=== Data section ===
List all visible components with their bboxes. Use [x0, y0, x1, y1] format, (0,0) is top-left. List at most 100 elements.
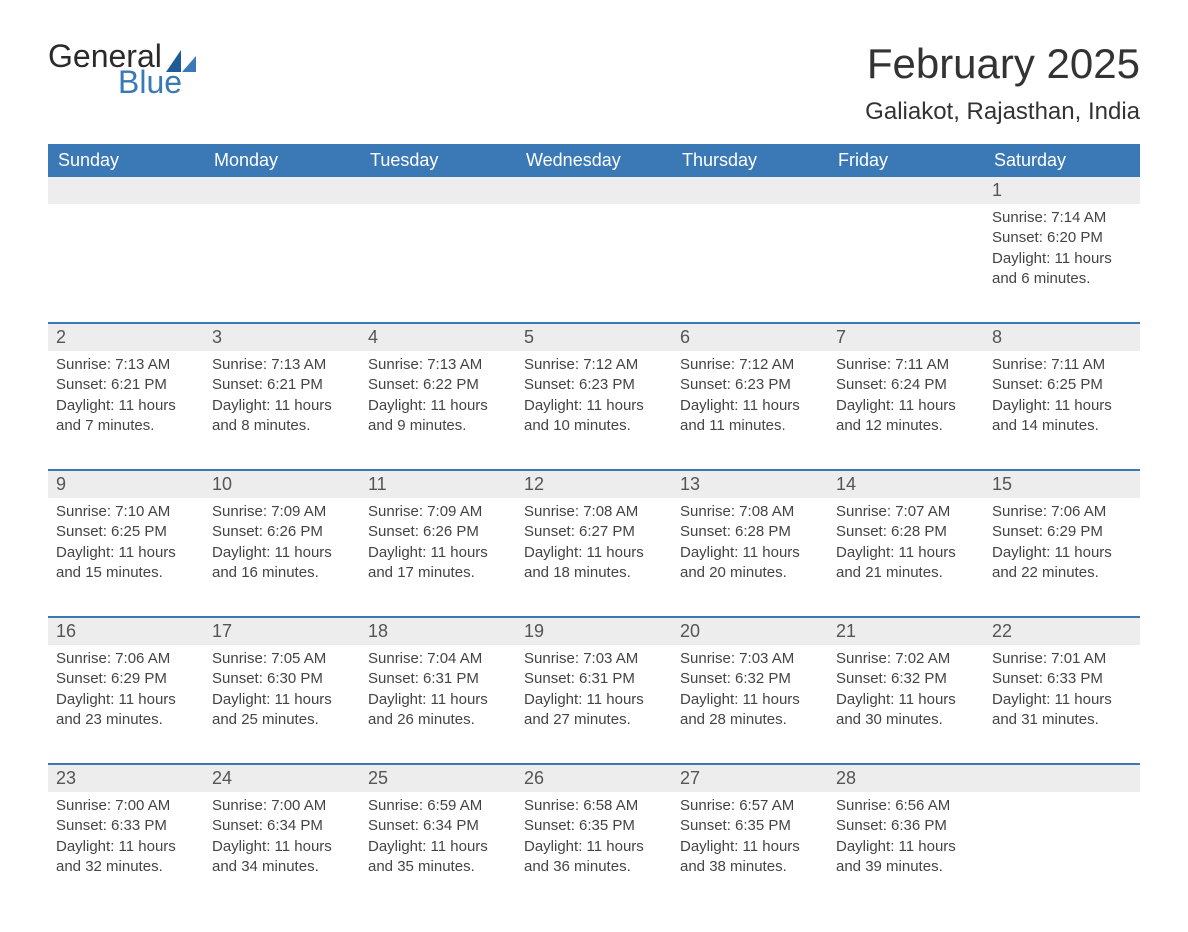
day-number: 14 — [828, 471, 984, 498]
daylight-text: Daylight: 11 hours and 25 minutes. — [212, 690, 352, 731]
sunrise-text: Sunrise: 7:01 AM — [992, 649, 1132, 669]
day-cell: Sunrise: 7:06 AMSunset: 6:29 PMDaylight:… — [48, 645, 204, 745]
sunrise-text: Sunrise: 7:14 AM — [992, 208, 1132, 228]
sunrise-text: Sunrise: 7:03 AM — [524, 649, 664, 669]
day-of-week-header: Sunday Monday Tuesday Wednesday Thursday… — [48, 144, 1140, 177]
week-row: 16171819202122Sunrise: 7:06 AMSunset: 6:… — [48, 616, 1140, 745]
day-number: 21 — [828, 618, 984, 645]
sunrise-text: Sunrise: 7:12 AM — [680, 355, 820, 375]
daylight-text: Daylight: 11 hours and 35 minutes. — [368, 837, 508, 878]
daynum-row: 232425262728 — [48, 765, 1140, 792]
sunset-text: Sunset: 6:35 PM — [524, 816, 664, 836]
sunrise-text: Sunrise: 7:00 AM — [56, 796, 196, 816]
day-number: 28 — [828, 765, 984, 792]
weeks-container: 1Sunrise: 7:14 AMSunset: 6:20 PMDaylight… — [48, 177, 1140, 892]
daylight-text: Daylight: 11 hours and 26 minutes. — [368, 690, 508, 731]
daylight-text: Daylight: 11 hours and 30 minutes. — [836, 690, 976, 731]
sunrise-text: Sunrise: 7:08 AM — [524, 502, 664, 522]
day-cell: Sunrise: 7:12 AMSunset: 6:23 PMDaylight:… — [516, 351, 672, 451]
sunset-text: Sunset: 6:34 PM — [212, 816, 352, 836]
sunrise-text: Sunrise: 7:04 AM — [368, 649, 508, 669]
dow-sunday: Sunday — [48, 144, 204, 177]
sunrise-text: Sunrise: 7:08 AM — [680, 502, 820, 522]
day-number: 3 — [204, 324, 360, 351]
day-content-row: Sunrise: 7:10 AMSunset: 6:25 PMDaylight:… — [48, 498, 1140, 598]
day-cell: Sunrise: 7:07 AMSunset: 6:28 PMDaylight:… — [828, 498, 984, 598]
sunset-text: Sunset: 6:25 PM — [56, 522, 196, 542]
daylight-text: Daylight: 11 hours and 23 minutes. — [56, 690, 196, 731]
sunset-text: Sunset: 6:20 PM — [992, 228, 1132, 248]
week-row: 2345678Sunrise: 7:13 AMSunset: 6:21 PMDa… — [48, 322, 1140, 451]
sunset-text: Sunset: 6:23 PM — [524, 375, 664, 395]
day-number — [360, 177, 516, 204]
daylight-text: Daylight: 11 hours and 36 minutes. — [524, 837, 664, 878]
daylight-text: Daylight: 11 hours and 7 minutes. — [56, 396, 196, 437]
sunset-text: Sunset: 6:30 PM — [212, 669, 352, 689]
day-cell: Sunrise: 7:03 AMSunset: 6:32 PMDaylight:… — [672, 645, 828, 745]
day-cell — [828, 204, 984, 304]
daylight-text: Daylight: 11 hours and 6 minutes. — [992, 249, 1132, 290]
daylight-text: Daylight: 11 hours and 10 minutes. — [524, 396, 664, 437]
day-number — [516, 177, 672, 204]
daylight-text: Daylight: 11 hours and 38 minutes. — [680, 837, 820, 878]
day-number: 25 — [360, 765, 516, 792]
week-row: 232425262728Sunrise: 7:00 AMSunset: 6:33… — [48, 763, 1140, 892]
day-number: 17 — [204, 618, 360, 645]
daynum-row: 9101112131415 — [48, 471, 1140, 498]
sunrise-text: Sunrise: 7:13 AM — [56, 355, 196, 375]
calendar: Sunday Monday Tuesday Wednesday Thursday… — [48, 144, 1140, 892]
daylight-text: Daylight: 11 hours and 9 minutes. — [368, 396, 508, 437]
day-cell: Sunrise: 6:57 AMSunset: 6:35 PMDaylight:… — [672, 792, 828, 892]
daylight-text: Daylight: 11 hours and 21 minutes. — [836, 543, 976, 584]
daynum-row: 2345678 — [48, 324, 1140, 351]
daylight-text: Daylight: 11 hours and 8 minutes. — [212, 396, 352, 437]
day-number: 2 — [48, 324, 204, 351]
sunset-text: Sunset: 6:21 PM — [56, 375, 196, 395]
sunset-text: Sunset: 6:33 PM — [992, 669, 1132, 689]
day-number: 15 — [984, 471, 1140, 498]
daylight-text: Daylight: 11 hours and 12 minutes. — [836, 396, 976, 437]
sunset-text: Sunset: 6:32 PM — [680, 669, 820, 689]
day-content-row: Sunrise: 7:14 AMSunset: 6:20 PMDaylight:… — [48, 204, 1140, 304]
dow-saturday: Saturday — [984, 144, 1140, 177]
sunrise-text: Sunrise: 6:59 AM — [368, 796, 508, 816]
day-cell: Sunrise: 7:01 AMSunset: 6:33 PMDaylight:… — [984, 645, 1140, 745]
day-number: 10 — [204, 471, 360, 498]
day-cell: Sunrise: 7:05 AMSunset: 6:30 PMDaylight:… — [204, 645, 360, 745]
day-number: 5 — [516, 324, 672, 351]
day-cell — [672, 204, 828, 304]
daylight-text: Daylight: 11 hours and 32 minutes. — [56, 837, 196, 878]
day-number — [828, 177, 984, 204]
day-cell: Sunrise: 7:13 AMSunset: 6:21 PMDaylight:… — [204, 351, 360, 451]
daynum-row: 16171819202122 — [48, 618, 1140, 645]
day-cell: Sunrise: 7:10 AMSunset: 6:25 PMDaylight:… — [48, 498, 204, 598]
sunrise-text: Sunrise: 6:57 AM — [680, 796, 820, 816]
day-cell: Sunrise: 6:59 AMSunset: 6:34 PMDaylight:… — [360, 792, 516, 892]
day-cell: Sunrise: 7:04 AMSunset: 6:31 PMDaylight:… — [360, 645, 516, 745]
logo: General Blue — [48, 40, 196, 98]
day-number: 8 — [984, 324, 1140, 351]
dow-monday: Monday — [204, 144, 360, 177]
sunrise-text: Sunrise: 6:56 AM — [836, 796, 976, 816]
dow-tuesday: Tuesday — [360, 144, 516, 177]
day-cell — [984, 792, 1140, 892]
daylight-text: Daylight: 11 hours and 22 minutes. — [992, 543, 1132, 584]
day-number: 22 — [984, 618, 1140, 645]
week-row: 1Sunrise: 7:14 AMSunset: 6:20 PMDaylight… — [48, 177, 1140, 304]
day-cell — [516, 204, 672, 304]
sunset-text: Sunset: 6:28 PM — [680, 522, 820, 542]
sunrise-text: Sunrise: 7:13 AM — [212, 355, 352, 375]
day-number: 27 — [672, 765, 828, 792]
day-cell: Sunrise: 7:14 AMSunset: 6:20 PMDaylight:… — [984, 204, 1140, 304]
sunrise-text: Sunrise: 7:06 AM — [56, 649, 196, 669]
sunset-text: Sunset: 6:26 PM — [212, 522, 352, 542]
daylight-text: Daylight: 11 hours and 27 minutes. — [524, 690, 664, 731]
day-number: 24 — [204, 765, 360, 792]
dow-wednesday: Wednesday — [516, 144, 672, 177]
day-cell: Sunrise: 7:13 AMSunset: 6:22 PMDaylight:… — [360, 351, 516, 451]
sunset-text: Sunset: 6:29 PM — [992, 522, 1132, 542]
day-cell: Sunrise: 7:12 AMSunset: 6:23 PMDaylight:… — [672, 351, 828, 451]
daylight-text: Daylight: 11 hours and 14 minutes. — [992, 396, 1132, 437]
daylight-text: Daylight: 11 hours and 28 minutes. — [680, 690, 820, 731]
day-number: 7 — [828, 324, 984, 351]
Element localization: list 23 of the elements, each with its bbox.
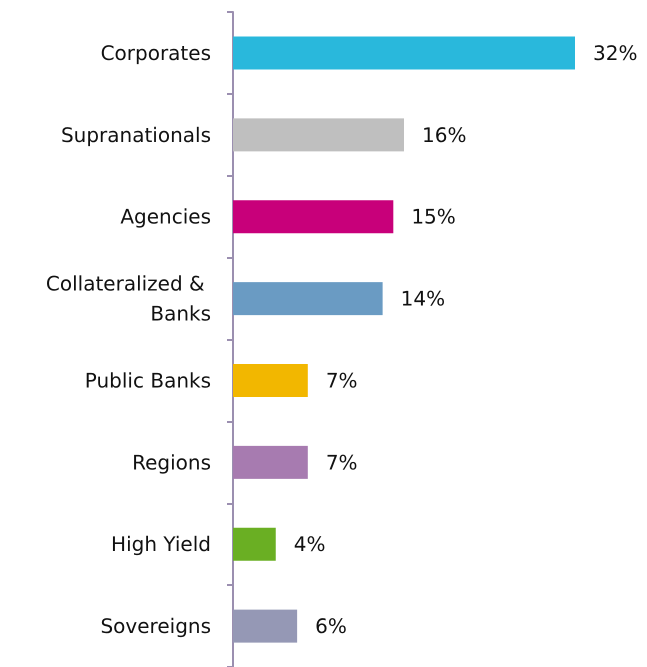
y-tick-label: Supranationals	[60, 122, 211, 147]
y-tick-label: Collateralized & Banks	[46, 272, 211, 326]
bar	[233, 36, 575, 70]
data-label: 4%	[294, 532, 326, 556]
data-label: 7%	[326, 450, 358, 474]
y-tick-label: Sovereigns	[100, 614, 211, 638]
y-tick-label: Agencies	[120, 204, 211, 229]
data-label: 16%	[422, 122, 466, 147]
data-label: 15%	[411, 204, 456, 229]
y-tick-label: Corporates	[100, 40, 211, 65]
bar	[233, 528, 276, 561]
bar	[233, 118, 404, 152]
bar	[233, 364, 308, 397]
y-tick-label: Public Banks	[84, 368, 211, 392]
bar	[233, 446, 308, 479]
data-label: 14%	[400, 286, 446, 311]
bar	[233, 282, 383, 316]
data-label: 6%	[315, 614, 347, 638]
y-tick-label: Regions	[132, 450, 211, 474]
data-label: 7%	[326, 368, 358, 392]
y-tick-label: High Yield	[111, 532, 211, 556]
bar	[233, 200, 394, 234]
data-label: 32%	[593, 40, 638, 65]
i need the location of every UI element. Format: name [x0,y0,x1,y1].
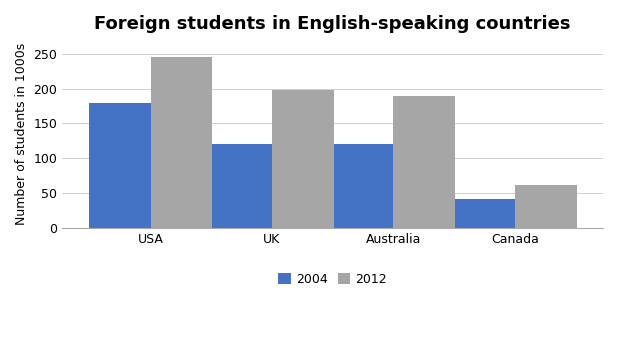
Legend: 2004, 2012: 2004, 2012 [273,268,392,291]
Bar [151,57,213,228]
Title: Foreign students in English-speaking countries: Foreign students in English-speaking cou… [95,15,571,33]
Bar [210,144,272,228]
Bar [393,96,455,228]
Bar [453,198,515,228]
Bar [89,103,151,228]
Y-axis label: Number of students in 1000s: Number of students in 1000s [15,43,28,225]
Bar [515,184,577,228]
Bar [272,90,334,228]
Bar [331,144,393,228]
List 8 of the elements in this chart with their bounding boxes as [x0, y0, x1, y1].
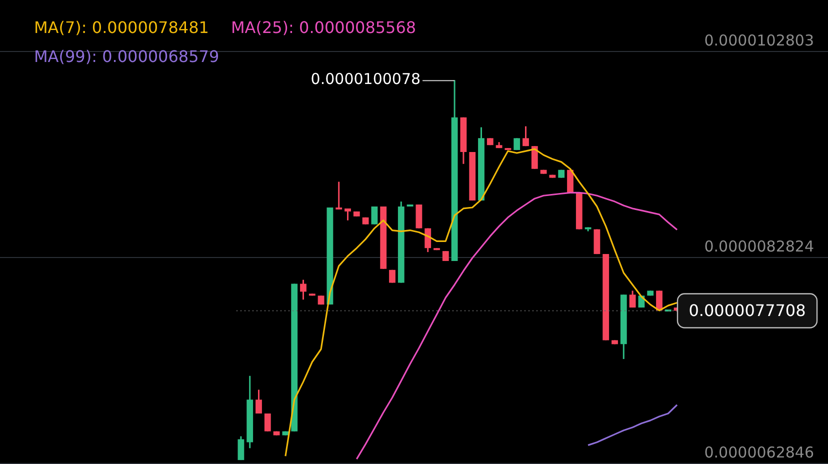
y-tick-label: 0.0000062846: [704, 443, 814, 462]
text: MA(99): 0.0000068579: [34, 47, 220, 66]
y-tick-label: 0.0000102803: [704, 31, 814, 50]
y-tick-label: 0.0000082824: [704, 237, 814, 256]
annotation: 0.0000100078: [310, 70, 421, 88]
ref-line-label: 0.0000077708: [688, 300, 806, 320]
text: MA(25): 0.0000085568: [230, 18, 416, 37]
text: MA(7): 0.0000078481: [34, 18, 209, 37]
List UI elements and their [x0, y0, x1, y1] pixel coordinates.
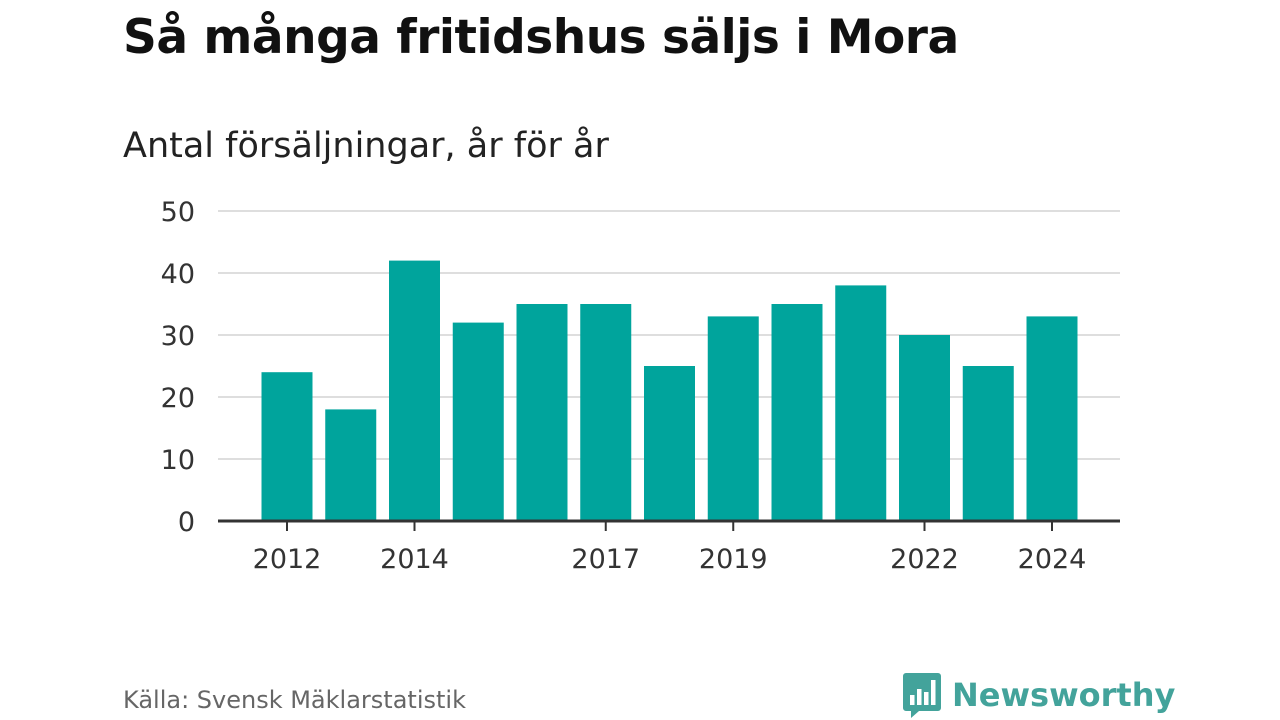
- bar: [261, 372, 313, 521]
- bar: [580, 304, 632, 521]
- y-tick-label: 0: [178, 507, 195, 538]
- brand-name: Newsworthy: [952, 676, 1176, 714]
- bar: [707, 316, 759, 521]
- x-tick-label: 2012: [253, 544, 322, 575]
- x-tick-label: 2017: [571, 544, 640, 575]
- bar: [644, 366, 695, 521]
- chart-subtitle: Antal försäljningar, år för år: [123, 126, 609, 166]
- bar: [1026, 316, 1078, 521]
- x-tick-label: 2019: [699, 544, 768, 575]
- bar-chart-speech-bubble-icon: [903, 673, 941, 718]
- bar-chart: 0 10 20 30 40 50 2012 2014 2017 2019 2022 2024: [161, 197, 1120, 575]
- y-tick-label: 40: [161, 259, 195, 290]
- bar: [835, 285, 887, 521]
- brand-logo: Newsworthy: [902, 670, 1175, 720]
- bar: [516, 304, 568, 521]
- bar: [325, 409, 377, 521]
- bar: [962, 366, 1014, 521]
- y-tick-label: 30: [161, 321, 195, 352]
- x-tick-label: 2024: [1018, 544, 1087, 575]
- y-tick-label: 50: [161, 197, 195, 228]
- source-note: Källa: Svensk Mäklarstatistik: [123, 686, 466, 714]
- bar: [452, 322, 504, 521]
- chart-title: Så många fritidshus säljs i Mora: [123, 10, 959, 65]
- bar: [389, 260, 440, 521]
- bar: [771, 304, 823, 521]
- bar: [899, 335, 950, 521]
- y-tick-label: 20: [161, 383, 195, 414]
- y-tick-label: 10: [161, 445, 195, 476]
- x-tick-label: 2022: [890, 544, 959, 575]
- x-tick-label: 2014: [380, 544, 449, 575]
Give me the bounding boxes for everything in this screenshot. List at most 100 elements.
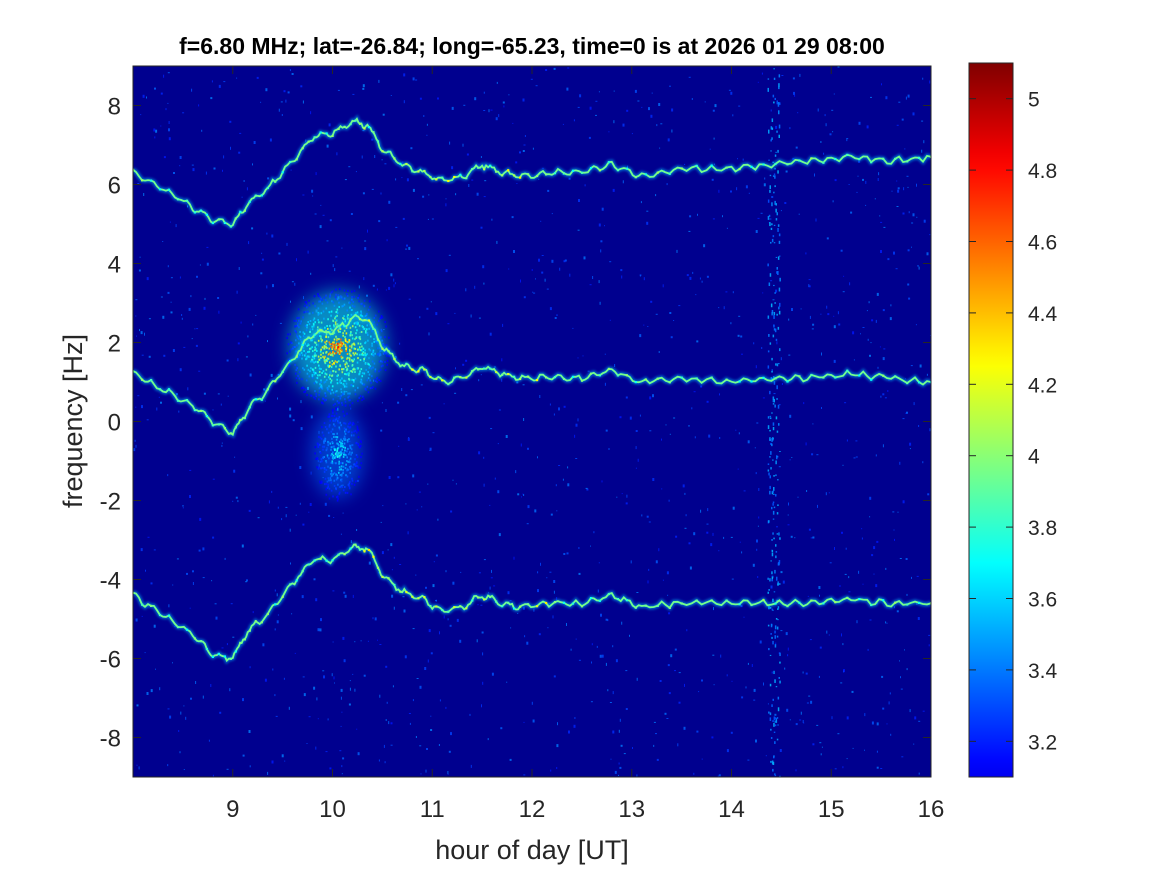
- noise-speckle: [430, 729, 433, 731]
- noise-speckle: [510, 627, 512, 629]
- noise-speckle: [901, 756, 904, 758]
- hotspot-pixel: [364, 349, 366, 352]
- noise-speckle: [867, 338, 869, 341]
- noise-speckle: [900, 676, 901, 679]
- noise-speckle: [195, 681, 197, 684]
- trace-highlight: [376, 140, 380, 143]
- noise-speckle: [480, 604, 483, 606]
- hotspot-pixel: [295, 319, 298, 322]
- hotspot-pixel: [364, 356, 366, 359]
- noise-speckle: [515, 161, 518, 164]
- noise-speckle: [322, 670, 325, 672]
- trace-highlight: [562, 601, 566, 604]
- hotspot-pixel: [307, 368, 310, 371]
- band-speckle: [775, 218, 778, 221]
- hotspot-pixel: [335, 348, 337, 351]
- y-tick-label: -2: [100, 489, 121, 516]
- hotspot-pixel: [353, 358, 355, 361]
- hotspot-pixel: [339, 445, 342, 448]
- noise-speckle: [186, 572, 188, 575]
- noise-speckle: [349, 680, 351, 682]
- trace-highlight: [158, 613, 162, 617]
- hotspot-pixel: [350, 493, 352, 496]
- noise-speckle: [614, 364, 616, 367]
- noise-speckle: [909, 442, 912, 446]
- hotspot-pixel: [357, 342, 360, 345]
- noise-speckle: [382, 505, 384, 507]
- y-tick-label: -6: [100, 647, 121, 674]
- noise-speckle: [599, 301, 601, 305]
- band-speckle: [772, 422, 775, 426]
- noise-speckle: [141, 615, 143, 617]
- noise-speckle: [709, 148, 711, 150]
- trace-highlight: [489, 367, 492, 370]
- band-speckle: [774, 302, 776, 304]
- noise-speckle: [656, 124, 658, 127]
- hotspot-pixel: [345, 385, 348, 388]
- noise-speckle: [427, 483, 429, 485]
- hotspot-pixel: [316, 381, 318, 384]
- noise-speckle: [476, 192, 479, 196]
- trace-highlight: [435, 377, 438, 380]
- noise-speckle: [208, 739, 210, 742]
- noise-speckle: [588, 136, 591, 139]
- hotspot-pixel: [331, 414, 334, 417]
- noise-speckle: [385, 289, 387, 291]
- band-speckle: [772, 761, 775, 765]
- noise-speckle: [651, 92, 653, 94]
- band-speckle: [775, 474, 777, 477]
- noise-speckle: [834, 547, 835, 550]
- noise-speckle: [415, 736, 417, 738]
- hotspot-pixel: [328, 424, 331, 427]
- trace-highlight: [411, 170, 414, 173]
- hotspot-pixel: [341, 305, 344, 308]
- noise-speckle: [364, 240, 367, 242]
===
**Problem**
Please find each line in the material above that contains the word "this", and copy those lines out in full.

**Task solution**
List 8 of the elements in this chart with their bounding boxes as [x0, y0, x1, y1].
Give me the bounding boxes for everything in this screenshot. List at most 100 elements.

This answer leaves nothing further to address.